§ **Stated goal**: Filter the records below for the word "asuntos". Copy each line that holds it.

§ **Data entries**:
━━━━━━━━

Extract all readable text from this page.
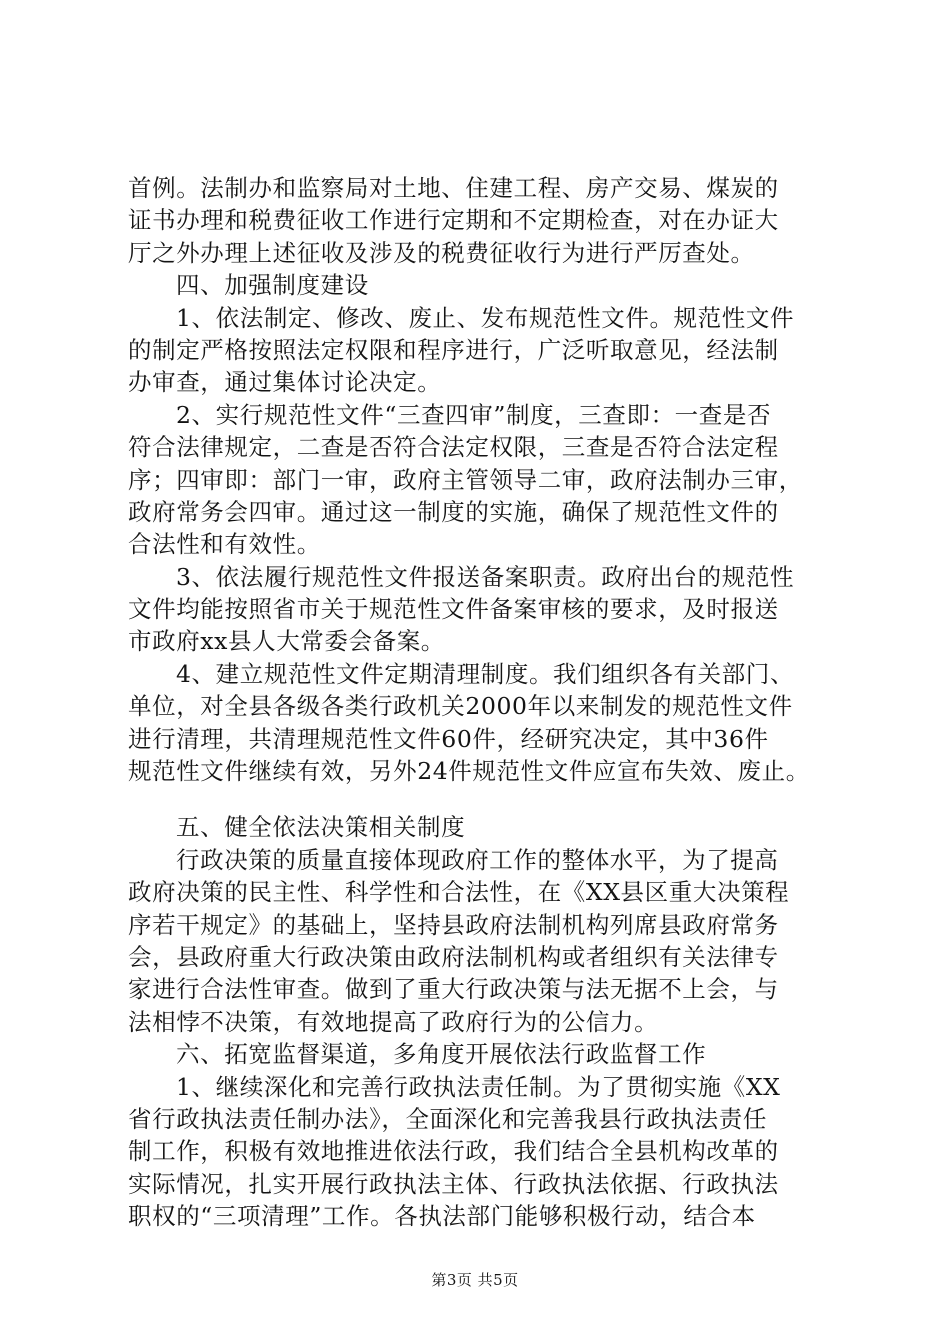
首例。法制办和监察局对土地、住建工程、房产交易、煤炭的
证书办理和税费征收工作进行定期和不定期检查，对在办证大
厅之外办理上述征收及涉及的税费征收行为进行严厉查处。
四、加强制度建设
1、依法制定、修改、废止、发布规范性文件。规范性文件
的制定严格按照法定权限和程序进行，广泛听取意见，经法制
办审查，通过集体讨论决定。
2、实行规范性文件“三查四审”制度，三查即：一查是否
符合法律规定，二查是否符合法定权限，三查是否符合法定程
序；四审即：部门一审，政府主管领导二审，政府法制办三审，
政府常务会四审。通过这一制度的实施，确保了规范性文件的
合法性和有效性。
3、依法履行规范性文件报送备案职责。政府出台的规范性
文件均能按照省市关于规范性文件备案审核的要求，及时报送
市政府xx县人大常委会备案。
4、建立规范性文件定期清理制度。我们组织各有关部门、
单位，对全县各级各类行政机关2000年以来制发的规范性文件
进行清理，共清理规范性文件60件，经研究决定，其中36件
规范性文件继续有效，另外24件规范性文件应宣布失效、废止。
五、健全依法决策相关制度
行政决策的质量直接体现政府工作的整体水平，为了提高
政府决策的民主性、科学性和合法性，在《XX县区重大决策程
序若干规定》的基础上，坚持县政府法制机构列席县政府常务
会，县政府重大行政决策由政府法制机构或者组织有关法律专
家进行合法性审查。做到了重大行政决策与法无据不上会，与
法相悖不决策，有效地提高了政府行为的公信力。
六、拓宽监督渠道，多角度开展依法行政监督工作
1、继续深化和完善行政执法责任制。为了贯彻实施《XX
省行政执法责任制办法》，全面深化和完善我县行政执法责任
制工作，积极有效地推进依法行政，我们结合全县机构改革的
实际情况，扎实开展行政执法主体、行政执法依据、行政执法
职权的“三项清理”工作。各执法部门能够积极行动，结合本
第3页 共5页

━━━━━━━━

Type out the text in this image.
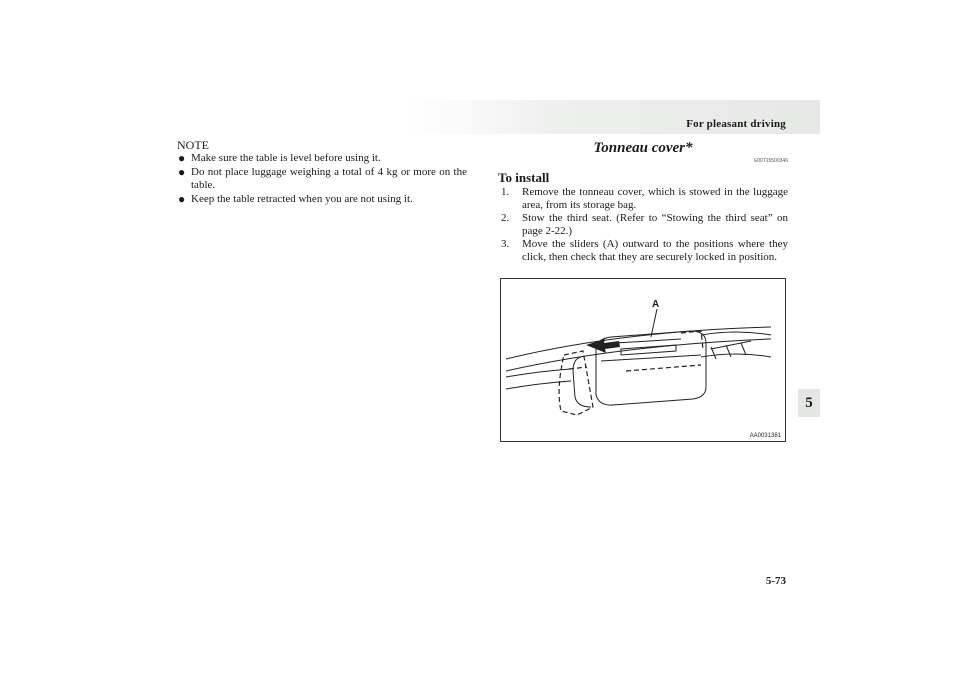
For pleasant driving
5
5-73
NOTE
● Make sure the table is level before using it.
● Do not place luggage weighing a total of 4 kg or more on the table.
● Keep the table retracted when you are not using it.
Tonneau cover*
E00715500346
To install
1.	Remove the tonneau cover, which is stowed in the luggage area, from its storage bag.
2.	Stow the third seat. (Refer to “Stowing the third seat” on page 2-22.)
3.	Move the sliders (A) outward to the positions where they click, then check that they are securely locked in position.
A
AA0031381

━━━━━━━━

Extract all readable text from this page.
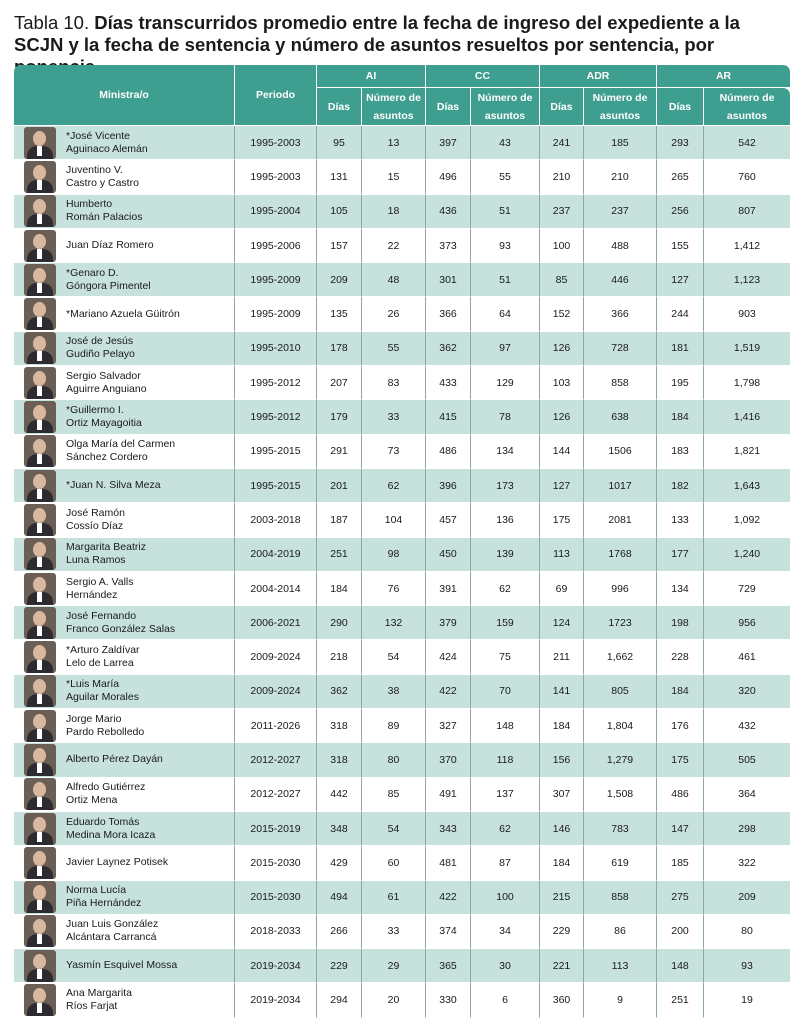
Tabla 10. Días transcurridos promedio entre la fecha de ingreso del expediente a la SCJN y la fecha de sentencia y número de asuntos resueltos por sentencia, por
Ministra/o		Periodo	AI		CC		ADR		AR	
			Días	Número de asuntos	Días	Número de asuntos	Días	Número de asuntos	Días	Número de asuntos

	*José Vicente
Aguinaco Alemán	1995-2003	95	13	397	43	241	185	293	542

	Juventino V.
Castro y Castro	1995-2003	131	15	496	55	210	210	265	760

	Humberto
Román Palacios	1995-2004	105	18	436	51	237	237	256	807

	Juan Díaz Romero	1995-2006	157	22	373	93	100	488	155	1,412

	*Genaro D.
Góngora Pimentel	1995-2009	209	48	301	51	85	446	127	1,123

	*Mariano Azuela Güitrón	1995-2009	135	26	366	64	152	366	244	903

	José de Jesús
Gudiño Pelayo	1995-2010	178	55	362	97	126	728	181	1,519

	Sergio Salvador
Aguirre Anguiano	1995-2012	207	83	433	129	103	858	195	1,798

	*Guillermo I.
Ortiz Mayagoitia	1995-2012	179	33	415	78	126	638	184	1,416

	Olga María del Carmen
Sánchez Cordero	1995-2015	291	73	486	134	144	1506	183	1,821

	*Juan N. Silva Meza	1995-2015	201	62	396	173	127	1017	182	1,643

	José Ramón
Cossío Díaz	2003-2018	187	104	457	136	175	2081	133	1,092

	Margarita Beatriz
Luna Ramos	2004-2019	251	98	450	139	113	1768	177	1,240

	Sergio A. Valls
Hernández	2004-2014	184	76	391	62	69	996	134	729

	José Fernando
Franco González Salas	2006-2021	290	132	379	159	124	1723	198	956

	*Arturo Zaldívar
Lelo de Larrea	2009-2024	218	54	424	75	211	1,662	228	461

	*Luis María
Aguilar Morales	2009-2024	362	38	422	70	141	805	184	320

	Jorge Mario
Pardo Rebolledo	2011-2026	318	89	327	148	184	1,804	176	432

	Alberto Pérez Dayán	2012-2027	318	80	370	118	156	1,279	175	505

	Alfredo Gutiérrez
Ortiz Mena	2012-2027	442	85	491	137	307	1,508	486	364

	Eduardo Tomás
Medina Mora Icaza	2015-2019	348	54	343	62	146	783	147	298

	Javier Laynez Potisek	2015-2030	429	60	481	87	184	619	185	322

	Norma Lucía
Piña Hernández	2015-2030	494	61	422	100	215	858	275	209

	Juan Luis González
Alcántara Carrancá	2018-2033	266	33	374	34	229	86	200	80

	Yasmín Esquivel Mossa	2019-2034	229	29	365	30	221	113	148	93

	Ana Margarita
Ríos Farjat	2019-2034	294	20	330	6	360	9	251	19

━━━━━━━━

§ **Exercise solution**:
Tabla 10. Días transcurridos promedio entre la fecha de ingreso del expediente a la SCJN y la fecha de sentencia y número de asuntos resueltos por sentencia, por
			Días	Número de asuntos	Días	Número de asuntos	Días	Número de asuntos	Días	Número de asuntos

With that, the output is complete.